Below is a block of records; repeat each one exactly.

Start

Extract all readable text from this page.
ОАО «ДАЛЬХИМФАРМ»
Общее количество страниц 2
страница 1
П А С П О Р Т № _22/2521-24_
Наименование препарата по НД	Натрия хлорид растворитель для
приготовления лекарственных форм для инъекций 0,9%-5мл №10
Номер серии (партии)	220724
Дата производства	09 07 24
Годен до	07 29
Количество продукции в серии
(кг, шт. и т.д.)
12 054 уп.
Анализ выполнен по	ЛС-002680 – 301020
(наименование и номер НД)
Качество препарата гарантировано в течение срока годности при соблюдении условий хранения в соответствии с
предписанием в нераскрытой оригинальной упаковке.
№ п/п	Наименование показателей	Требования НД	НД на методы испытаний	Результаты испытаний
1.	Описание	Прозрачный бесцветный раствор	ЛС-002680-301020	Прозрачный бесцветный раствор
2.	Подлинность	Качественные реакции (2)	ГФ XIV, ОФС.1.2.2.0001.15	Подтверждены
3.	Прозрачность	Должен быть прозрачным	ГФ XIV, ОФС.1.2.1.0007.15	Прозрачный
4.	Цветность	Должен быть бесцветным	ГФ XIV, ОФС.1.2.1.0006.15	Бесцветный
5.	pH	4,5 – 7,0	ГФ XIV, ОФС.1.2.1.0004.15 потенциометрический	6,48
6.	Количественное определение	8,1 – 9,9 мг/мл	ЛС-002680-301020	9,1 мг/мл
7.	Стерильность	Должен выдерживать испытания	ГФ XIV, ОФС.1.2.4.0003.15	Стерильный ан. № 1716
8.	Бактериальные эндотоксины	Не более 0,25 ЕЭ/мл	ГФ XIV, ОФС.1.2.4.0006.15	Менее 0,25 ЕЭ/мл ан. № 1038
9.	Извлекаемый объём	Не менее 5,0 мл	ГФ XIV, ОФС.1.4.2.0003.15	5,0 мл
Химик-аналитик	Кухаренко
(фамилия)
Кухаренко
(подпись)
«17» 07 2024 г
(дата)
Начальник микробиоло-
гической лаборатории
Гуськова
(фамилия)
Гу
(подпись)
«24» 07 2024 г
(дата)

End

▶ _EXERCISE OUTPUT_:
Extract all readable text from this page.
ОАО «ДАЛЬХИМФАРМ»
Общее количество страниц 2
страница 1
П А С П О Р Т № _22/2521-24_
Наименование препарата по НД	Натрия хлорид растворитель для
приготовления лекарственных форм для инъекций 0,9%-5мл №10
Номер серии (партии)	220724
Дата производства	09 07 24
Годен до	07 29
Количество продукции в серии
(кг, шт. и т.д.)
12 054 уп.
Анализ выполнен по	ЛС-002680 – 301020
(наименование и номер НД)
Качество препарата гарантировано в течение срока годности при соблюдении условий хранения в соответствии с
предписанием в нераскрытой оригинальной упаковке.
№ п/п	Наименование показателей	Требования НД	НД на методы испытаний	Результаты испытаний
1.	Описание	Прозрачный бесцветный раствор	ЛС-002680-301020	Прозрачный бесцветный раствор
2.	Подлинность	Качественные реакции (2)	ГФ XIV, ОФС.1.2.2.0001.15	Подтверждены
3.	Прозрачность	Должен быть прозрачным	ГФ XIV, ОФС.1.2.1.0007.15	Прозрачный
4.	Цветность	Должен быть бесцветным	ГФ XIV, ОФС.1.2.1.0006.15	Бесцветный
5.	pH	4,5 – 7,0	ГФ XIV, ОФС.1.2.1.0004.15 потенциометрический	6,48
6.	Количественное определение	8,1 – 9,9 мг/мл	ЛС-002680-301020	9,1 мг/мл
7.	Стерильность	Должен выдерживать испытания	ГФ XIV, ОФС.1.2.4.0003.15	Стерильный ан. № 1716
8.	Бактериальные эндотоксины	Не более 0,25 ЕЭ/мл	ГФ XIV, ОФС.1.2.4.0006.15	Менее 0,25 ЕЭ/мл ан. № 1038
9.	Извлекаемый объём	Не менее 5,0 мл	ГФ XIV, ОФС.1.4.2.0003.15	5,0 мл
Химик-аналитик	Кухаренко
(фамилия)
Кухаренко
(подпись)
«17» 07 2024 г
(дата)
Начальник микробиоло-
гической лаборатории
Гуськова
(фамилия)
Гу
(подпись)
«24» 07 2024 г
(дата)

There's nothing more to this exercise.